▶ [Given task] Look through the listing for the word "presence". Copy each line that has it.

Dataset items

┌──

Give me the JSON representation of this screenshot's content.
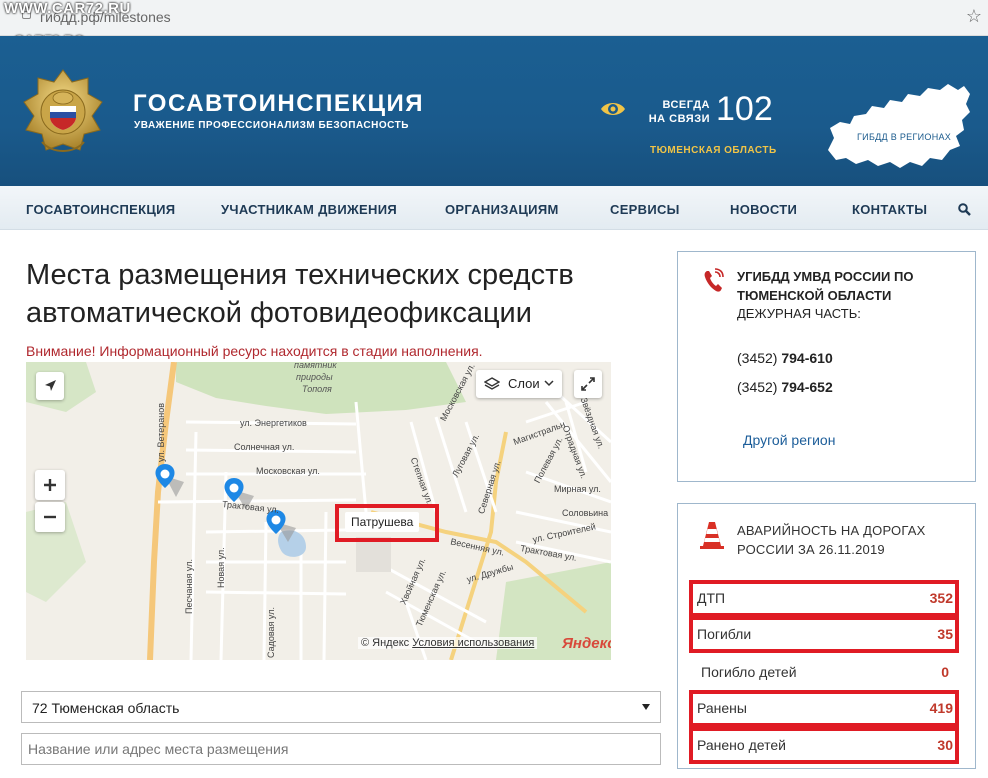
{
  "browser": {
    "url": "гибдд.рф/milestones",
    "watermark_top": "WWW.CAR72.RU",
    "watermark_logo": "CAR72.RO"
  },
  "header": {
    "title": "ГОСАВТОИНСПЕКЦИЯ",
    "subtitle": "УВАЖЕНИЕ ПРОФЕССИОНАЛИЗМ БЕЗОПАСНОСТЬ",
    "always_line1": "ВСЕГДА",
    "always_line2": "НА СВЯЗИ",
    "phone": "102",
    "region": "ТЮМЕНСКАЯ ОБЛАСТЬ",
    "regions_map_label": "ГИБДД В РЕГИОНАХ"
  },
  "nav": {
    "items": [
      "ГОСАВТОИНСПЕКЦИЯ",
      "УЧАСТНИКАМ ДВИЖЕНИЯ",
      "ОРГАНИЗАЦИЯМ",
      "СЕРВИСЫ",
      "НОВОСТИ",
      "КОНТАКТЫ"
    ]
  },
  "main": {
    "title": "Места размещения технических средств автоматической фотовидеофиксации",
    "warning": "Внимание! Информационный ресурс находится в стадии наполнения."
  },
  "map": {
    "layers_label": "Слои",
    "callout": "Патрушева",
    "copyright_prefix": "© Яндекс",
    "terms_link": "Условия использования",
    "yandex_logo": "Яндекс",
    "park_label_1": "памятник",
    "park_label_2": "природы",
    "park_label_3": "Тополя",
    "streets": {
      "energetikov": "ул. Энергетиков",
      "solnechnaya": "Солнечная ул.",
      "moskovskaya": "Московская ул.",
      "traktovaya": "Трактовая ул.",
      "veteranov": "ул. Ветеранов",
      "peschanaya": "Песчаная ул.",
      "novaya": "Новая ул.",
      "sadovaya": "Садовая ул.",
      "moskovskaya2": "Московская ул.",
      "lugovaya": "Луговая ул.",
      "stepnaya": "Степная ул.",
      "severnaya": "Северная ул.",
      "magistralnaya": "Магистральн",
      "zvezdnaya": "Звёздная ул.",
      "otradnaya": "Отрадная ул.",
      "polevaya": "Полевая ул.",
      "mirnaya": "Мирная ул.",
      "solovyinaya": "Соловьина",
      "stroiteley": "ул. Строителей",
      "traktovaya2": "Трактовая ул.",
      "vesennyaya": "Весенняя ул.",
      "druzhby": "ул. Дружбы",
      "khvoynaya": "Хвойная ул.",
      "tyumenskaya": "Тюменская ул."
    }
  },
  "filters": {
    "region_selected": "72 Тюменская область",
    "search_placeholder": "Название или адрес места размещения"
  },
  "contact": {
    "org_name": "УГИБДД УМВД РОССИИ ПО ТЮМЕНСКОЙ ОБЛАСТИ",
    "duty": "ДЕЖУРНАЯ ЧАСТЬ:",
    "phone1_code": "(3452)",
    "phone1_num": "794-610",
    "phone2_code": "(3452)",
    "phone2_num": "794-652",
    "other_region": "Другой регион"
  },
  "stats": {
    "title": "АВАРИЙНОСТЬ НА ДОРОГАХ РОССИИ ЗА 26.11.2019",
    "rows": [
      {
        "label": "ДТП",
        "value": "352"
      },
      {
        "label": "Погибли",
        "value": "35"
      },
      {
        "label": "Погибло детей",
        "value": "0"
      },
      {
        "label": "Ранены",
        "value": "419"
      },
      {
        "label": "Ранено детей",
        "value": "30"
      }
    ]
  },
  "colors": {
    "header_blue": "#1a5a8c",
    "accent_gold": "#f0c447",
    "alert_red": "#e01b24",
    "stat_value_red": "#c0392b",
    "link_blue": "#1d5e9a"
  }
}
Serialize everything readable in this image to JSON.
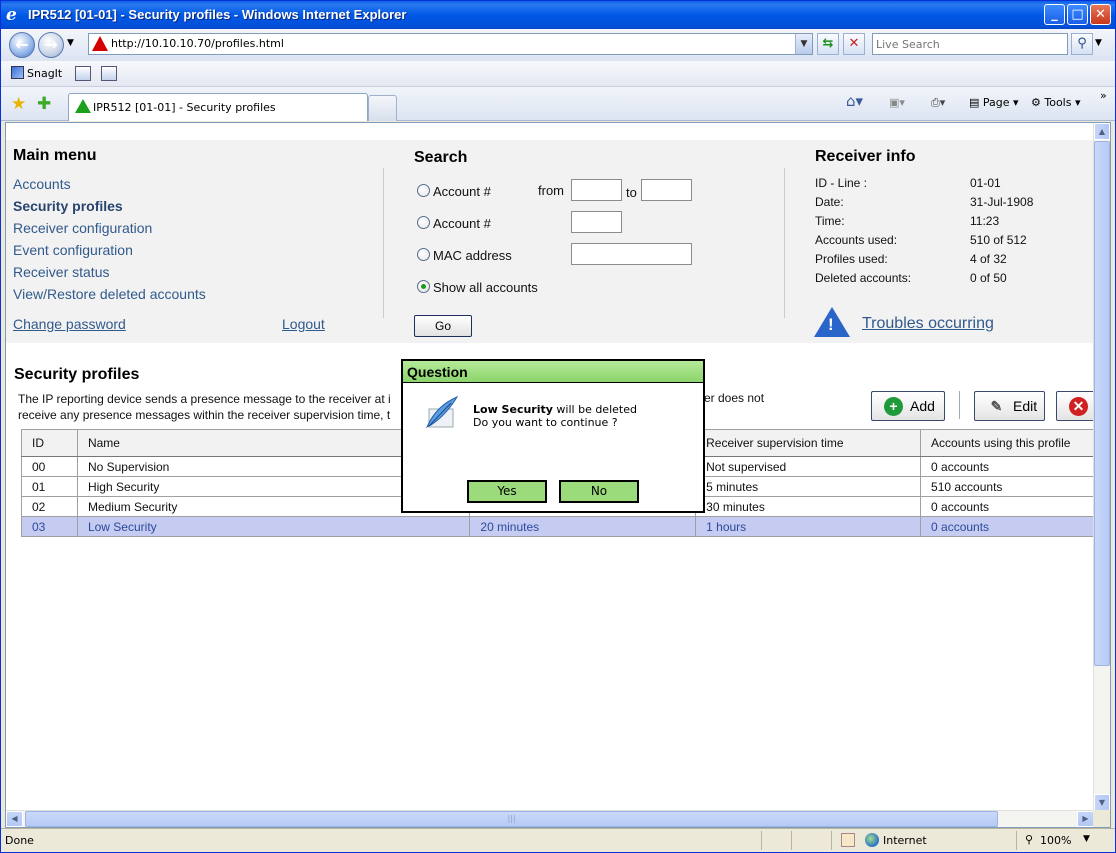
{
  "window": {
    "title": "IPR512 [01-01] - Security profiles - Windows Internet Explorer"
  },
  "address": {
    "url": "http://10.10.10.70/profiles.html",
    "search_placeholder": "Live Search"
  },
  "links_bar": {
    "snagit": "SnagIt"
  },
  "tabs": {
    "active_label": "IPR512 [01-01] - Security profiles"
  },
  "commands": {
    "page": "Page",
    "tools": "Tools"
  },
  "main_menu": {
    "title": "Main menu",
    "items": [
      "Accounts",
      "Security profiles",
      "Receiver configuration",
      "Event configuration",
      "Receiver status",
      "View/Restore deleted accounts"
    ],
    "change_password": "Change password",
    "logout": "Logout"
  },
  "search": {
    "title": "Search",
    "opt1": "Account #",
    "from": "from",
    "to": "to",
    "opt2": "Account #",
    "opt3": "MAC address",
    "opt4": "Show all accounts",
    "go": "Go"
  },
  "receiver_info": {
    "title": "Receiver info",
    "rows": [
      {
        "k": "ID - Line :",
        "v": "01-01"
      },
      {
        "k": "Date:",
        "v": "31-Jul-1908"
      },
      {
        "k": "Time:",
        "v": "11:23"
      },
      {
        "k": "Accounts used:",
        "v": "510 of 512"
      },
      {
        "k": "Profiles used:",
        "v": "4 of 32"
      },
      {
        "k": "Deleted accounts:",
        "v": "0 of 50"
      }
    ],
    "troubles": "Troubles occurring"
  },
  "profiles": {
    "title": "Security profiles",
    "desc_line1": "The IP reporting device sends a presence message to the receiver at i",
    "desc_line2": "receive any presence messages within the receiver supervision time, t",
    "desc_right": "er does not",
    "add": "Add",
    "edit": "Edit",
    "columns": [
      "ID",
      "Name",
      "",
      "Receiver supervision time",
      "Accounts using this profile"
    ],
    "rows": [
      {
        "id": "00",
        "name": "No Supervision",
        "c3": "",
        "sup": "Not supervised",
        "acc": "0 accounts"
      },
      {
        "id": "01",
        "name": "High Security",
        "c3": "",
        "sup": "5 minutes",
        "acc": "510 accounts"
      },
      {
        "id": "02",
        "name": "Medium Security",
        "c3": "",
        "sup": "30 minutes",
        "acc": "0 accounts"
      },
      {
        "id": "03",
        "name": "Low Security",
        "c3": "20 minutes",
        "sup": "1 hours",
        "acc": "0 accounts"
      }
    ]
  },
  "dialog": {
    "title": "Question",
    "profile_name": "Low Security",
    "msg_suffix": " will be deleted",
    "msg2": "Do you want to continue ?",
    "yes": "Yes",
    "no": "No"
  },
  "status": {
    "text": "Done",
    "zone": "Internet",
    "zoom": "100%"
  },
  "colors": {
    "accent": "#0058E6",
    "link": "#315A8C",
    "dialog_header": "#8BD56D",
    "selected_row": "#C5CBF1"
  }
}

└──

▶ [Finished task]
    "desc_line1": "The IP reporting device sends a presence message to the receiver at i",
    "desc_line2": "receive any presence messages within the receiver supervision time, t",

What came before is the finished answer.